Data items
* Start *

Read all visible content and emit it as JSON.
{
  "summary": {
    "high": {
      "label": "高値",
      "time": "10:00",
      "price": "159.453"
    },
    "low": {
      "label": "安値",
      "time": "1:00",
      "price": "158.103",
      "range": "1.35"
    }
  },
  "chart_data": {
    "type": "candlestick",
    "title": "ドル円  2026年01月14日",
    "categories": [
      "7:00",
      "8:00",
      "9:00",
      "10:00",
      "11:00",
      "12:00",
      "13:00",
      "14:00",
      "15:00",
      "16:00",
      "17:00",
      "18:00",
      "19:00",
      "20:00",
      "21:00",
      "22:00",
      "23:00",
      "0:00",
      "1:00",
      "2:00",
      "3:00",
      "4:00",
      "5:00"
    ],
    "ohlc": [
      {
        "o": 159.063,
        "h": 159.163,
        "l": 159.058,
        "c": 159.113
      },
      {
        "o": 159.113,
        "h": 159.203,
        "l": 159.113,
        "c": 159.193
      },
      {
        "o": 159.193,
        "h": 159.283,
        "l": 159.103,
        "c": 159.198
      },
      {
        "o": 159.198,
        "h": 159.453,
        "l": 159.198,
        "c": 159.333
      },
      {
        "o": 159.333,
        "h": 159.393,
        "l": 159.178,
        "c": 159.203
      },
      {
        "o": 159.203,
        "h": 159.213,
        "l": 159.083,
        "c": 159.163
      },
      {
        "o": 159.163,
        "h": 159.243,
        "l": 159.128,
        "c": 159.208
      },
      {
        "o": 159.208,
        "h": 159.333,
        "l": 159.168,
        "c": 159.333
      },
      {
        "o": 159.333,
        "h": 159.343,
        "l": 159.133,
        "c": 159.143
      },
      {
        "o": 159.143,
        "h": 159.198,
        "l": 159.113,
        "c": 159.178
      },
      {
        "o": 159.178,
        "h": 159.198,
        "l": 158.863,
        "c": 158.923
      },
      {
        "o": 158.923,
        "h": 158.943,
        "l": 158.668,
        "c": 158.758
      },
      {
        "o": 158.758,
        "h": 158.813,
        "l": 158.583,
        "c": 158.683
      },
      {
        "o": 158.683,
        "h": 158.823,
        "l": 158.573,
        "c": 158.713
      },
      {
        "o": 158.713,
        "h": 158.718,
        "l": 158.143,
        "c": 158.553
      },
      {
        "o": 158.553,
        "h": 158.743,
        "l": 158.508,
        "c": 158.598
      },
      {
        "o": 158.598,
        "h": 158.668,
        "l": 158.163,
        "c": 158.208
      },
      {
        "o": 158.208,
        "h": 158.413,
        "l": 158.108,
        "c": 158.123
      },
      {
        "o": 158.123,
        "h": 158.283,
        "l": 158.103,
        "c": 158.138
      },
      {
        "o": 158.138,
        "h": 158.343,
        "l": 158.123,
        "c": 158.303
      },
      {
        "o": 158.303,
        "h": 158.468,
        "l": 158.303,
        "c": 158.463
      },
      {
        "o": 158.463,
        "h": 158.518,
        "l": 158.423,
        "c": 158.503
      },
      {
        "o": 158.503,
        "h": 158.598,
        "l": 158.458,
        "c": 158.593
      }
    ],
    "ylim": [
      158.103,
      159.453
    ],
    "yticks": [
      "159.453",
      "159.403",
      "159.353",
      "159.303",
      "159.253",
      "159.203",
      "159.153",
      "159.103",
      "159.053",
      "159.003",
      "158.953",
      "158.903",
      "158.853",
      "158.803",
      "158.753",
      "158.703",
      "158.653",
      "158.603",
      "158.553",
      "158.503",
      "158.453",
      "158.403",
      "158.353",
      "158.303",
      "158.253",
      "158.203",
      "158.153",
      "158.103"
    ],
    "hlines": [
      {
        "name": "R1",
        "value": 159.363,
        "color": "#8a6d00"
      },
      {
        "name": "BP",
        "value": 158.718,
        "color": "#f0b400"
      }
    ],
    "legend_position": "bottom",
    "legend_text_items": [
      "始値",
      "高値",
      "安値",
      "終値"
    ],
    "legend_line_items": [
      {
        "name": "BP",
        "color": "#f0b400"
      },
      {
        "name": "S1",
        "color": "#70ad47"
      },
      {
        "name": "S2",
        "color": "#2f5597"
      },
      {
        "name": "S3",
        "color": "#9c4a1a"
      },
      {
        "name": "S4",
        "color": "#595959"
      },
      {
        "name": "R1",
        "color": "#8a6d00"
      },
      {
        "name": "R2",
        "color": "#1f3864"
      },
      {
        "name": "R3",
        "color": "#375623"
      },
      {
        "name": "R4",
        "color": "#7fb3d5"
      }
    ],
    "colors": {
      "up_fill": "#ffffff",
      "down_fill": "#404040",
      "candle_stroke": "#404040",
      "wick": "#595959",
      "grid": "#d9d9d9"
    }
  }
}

* End *

Set problem: Out of the material above, select every line that holds the string "name".

Solution for this problem:
        "name": "R1",
        "name": "BP",
        "name": "BP",
        "name": "S1",
        "name": "S2",
        "name": "S3",
        "name": "S4",
        "name": "R1",
        "name": "R2",
        "name": "R3",
        "name": "R4",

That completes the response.